* [Exercise details]: Gather all lines from the material that contain "shotguns".

Data excerpts:
----

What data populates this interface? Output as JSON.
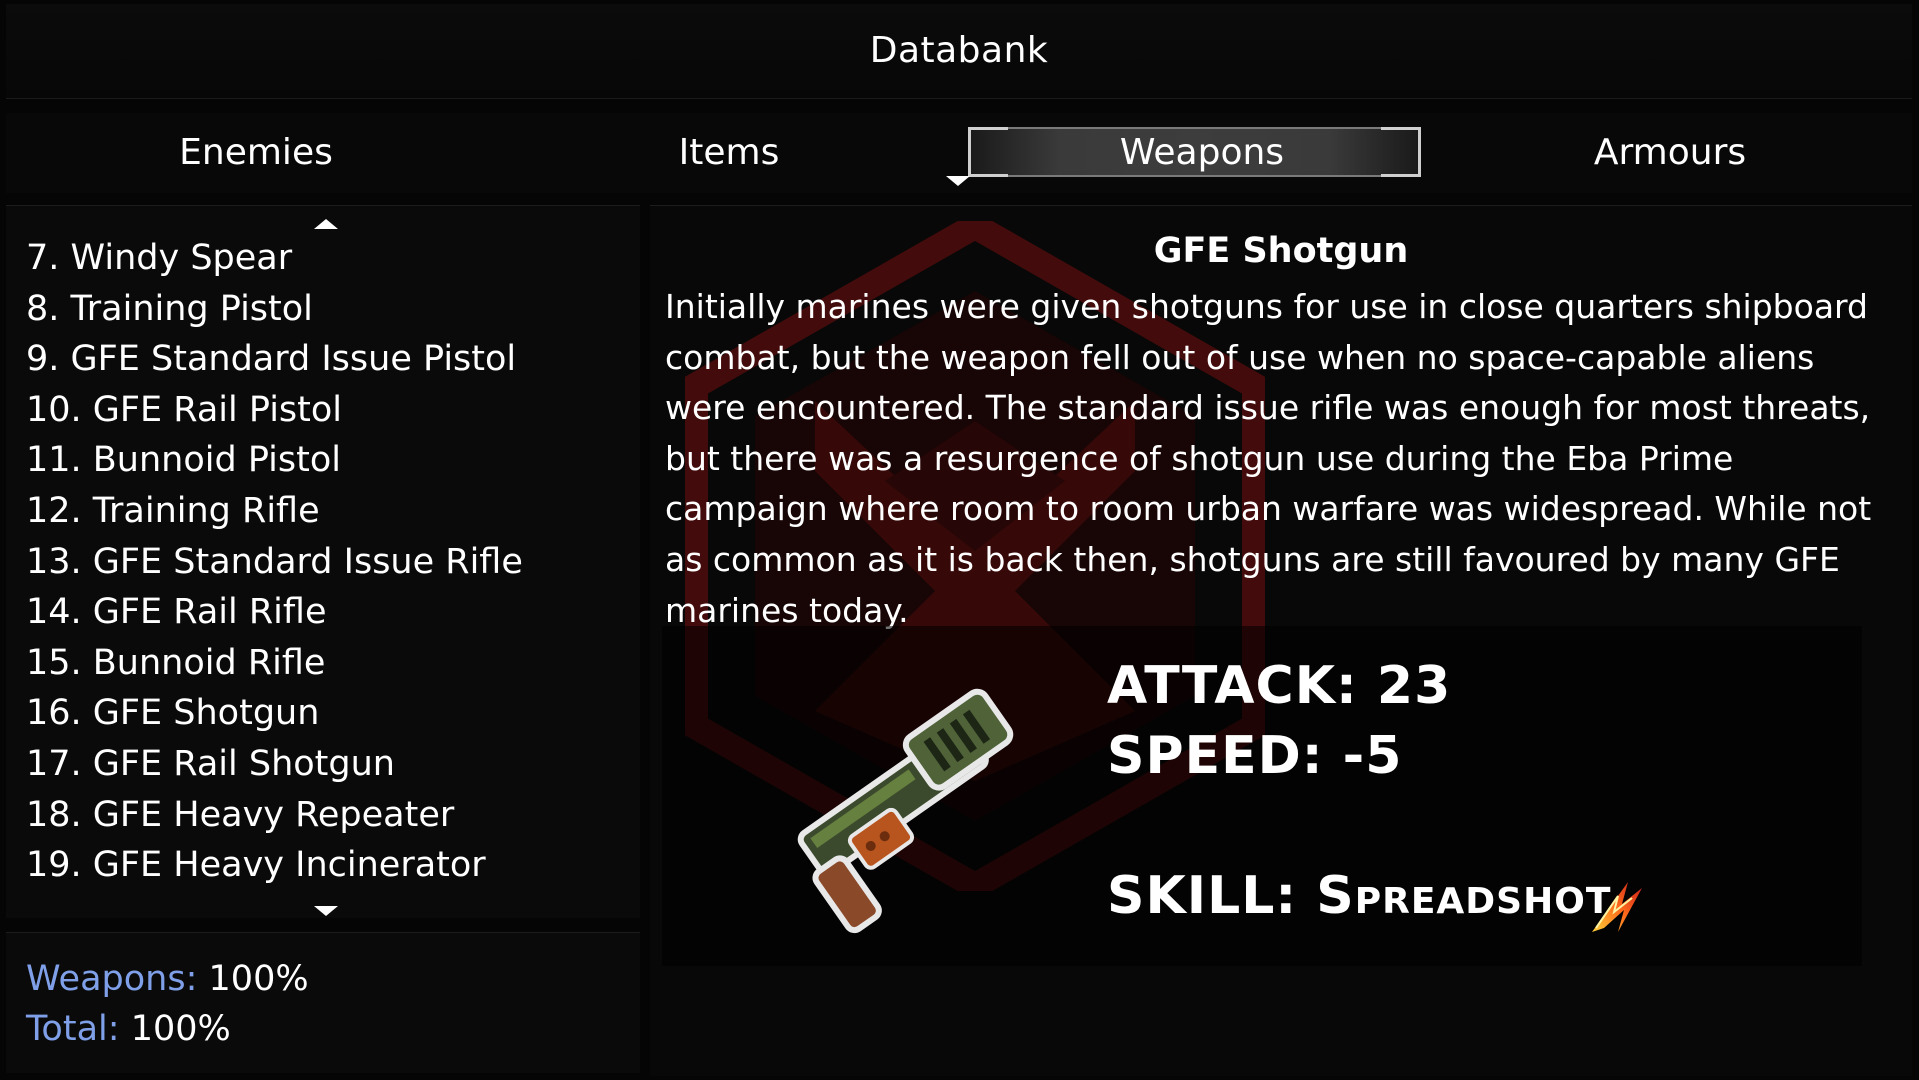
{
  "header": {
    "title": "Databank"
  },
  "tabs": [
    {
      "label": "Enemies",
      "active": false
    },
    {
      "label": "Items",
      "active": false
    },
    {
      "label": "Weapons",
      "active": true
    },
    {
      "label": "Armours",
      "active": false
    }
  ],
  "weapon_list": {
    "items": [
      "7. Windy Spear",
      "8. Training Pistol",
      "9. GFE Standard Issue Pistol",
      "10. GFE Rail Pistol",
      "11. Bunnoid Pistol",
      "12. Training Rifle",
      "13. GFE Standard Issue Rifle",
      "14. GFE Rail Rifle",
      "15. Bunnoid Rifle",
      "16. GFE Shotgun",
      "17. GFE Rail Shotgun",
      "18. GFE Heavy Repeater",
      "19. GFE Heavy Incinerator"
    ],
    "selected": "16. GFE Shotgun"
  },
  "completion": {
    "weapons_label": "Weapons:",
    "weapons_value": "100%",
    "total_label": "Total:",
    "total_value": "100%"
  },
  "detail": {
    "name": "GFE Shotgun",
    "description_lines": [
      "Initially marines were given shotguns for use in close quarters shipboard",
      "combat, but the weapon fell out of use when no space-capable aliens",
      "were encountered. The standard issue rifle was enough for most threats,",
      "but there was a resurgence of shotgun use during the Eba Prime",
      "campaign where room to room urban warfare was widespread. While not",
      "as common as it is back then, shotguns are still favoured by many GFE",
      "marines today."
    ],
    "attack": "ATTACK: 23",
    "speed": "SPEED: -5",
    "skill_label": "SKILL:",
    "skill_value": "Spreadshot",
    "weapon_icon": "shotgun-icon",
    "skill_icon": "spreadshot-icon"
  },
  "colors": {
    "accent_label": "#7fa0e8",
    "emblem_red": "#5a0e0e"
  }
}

----

* [Response for this exercise]:
      "Initially marines were given shotguns for use in close quarters shipboard",
      "as common as it is back then, shotguns are still favoured by many GFE",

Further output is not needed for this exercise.